• [Required task]: Once the pictures are set aside, transcribe the remaining data exactly.

• [Figure record extracts]:
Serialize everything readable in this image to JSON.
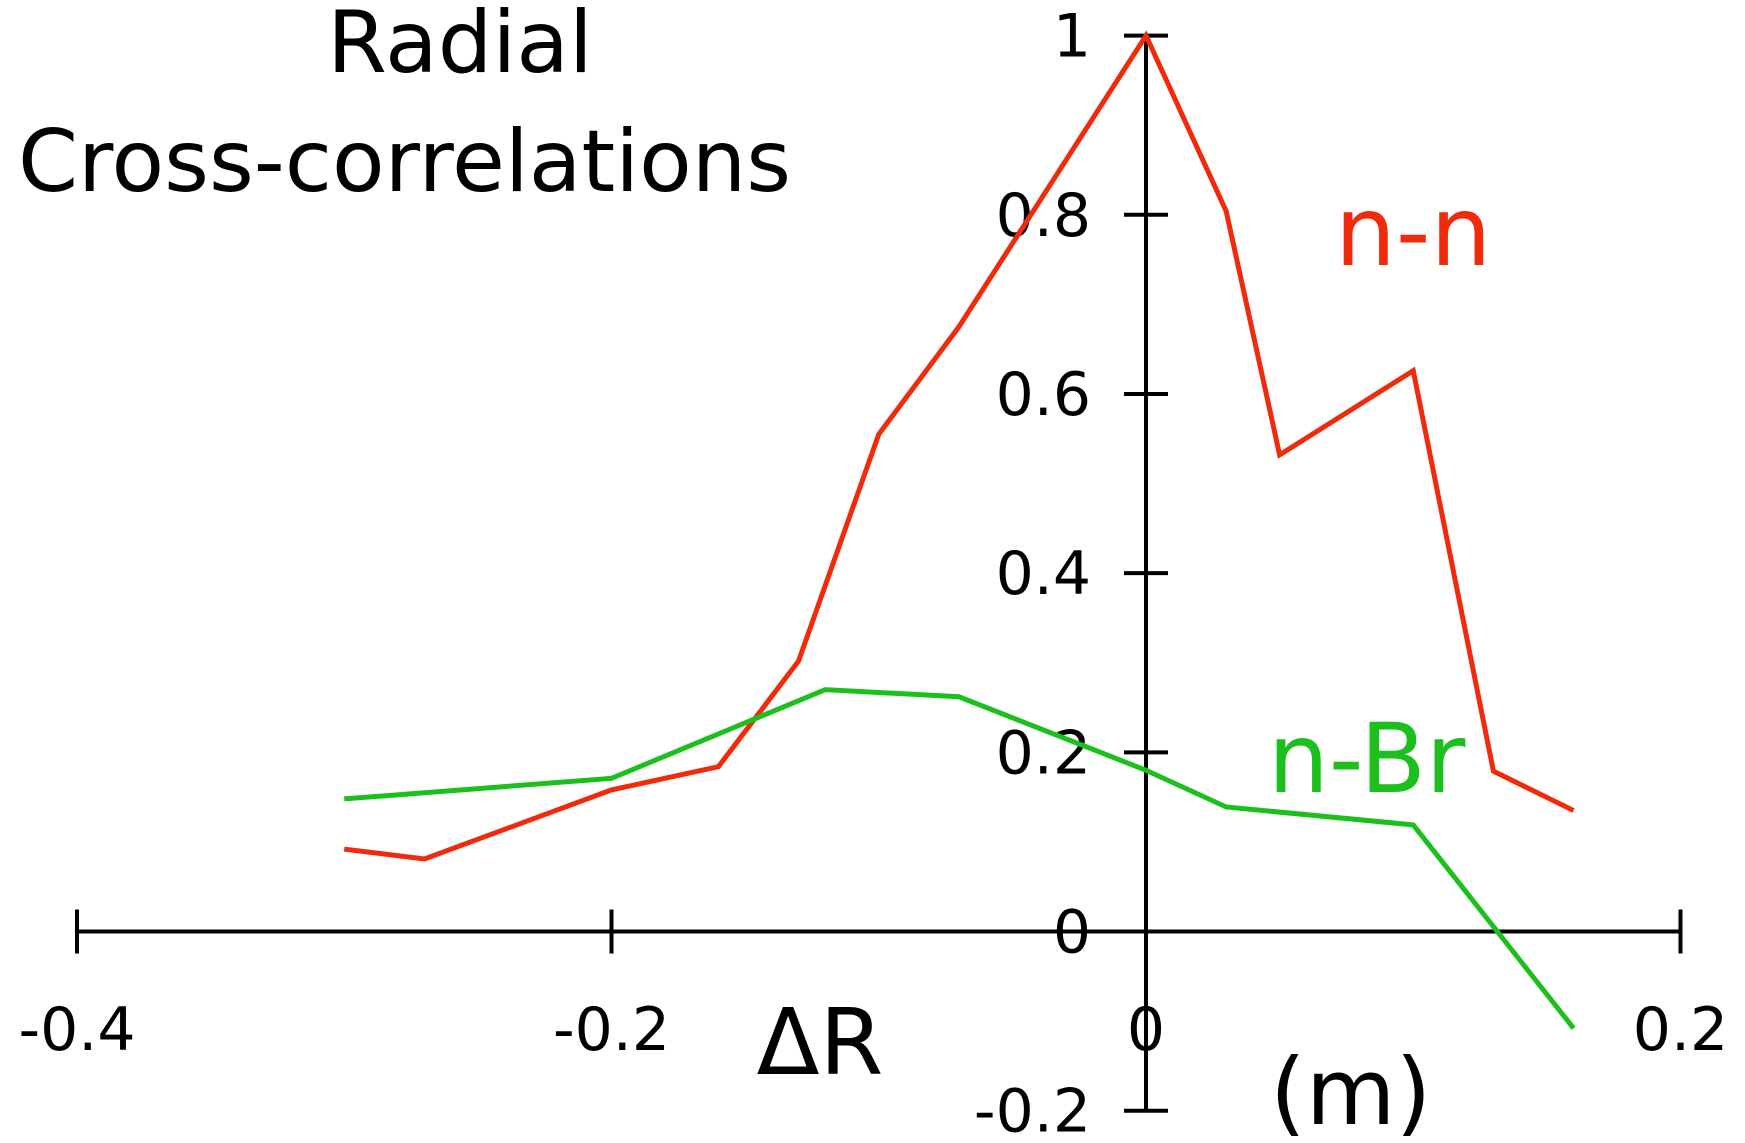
{
  "chart_data": {
    "type": "line",
    "title_lines": [
      "Radial",
      "Cross-correlations"
    ],
    "xlabel": "ΔR",
    "xunit": "(m)",
    "xlim": [
      -0.4,
      0.2
    ],
    "xticks": [
      -0.4,
      -0.2,
      0,
      0.2
    ],
    "ylim": [
      -0.2,
      1
    ],
    "yticks": [
      -0.2,
      0,
      0.2,
      0.4,
      0.6,
      0.8,
      1
    ],
    "series": [
      {
        "name": "n-n",
        "color": "#f02a0a",
        "x": [
          -0.3,
          -0.27,
          -0.2,
          -0.16,
          -0.13,
          -0.1,
          -0.07,
          0,
          0.03,
          0.05,
          0.1,
          0.13,
          0.16
        ],
        "values": [
          0.092,
          0.081,
          0.158,
          0.184,
          0.302,
          0.555,
          0.675,
          1,
          0.804,
          0.532,
          0.626,
          0.179,
          0.135
        ]
      },
      {
        "name": "n-Br",
        "color": "#1cc01c",
        "x": [
          -0.3,
          -0.2,
          -0.12,
          -0.07,
          0,
          0.03,
          0.1,
          0.16
        ],
        "values": [
          0.148,
          0.171,
          0.27,
          0.262,
          0.18,
          0.139,
          0.119,
          -0.108
        ]
      }
    ]
  }
}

• [Written answer]:
Serialize everything readable in this image to JSON.
{
  "chart_data": {
    "type": "line",
    "title_lines": [
      "Radial",
      "Cross-correlations"
    ],
    "xlabel": "ΔR",
    "xunit": "(m)",
    "xlim": [
      -0.4,
      0.2
    ],
    "xticks": [
      -0.4,
      -0.2,
      0,
      0.2
    ],
    "ylim": [
      -0.2,
      1
    ],
    "yticks": [
      -0.2,
      0,
      0.2,
      0.4,
      0.6,
      0.8,
      1
    ],
    "series": [
      {
        "name": "n-n",
        "color": "#f02a0a",
        "x": [
          -0.3,
          -0.27,
          -0.2,
          -0.16,
          -0.13,
          -0.1,
          -0.07,
          0,
          0.03,
          0.05,
          0.1,
          0.13,
          0.16
        ],
        "values": [
          0.092,
          0.081,
          0.158,
          0.184,
          0.302,
          0.555,
          0.675,
          1,
          0.804,
          0.532,
          0.626,
          0.179,
          0.135
        ]
      },
      {
        "name": "n-Br",
        "color": "#1cc01c",
        "x": [
          -0.3,
          -0.2,
          -0.12,
          -0.07,
          0,
          0.03,
          0.1,
          0.16
        ],
        "values": [
          0.148,
          0.171,
          0.27,
          0.262,
          0.18,
          0.139,
          0.119,
          -0.108
        ]
      }
    ]
  }
}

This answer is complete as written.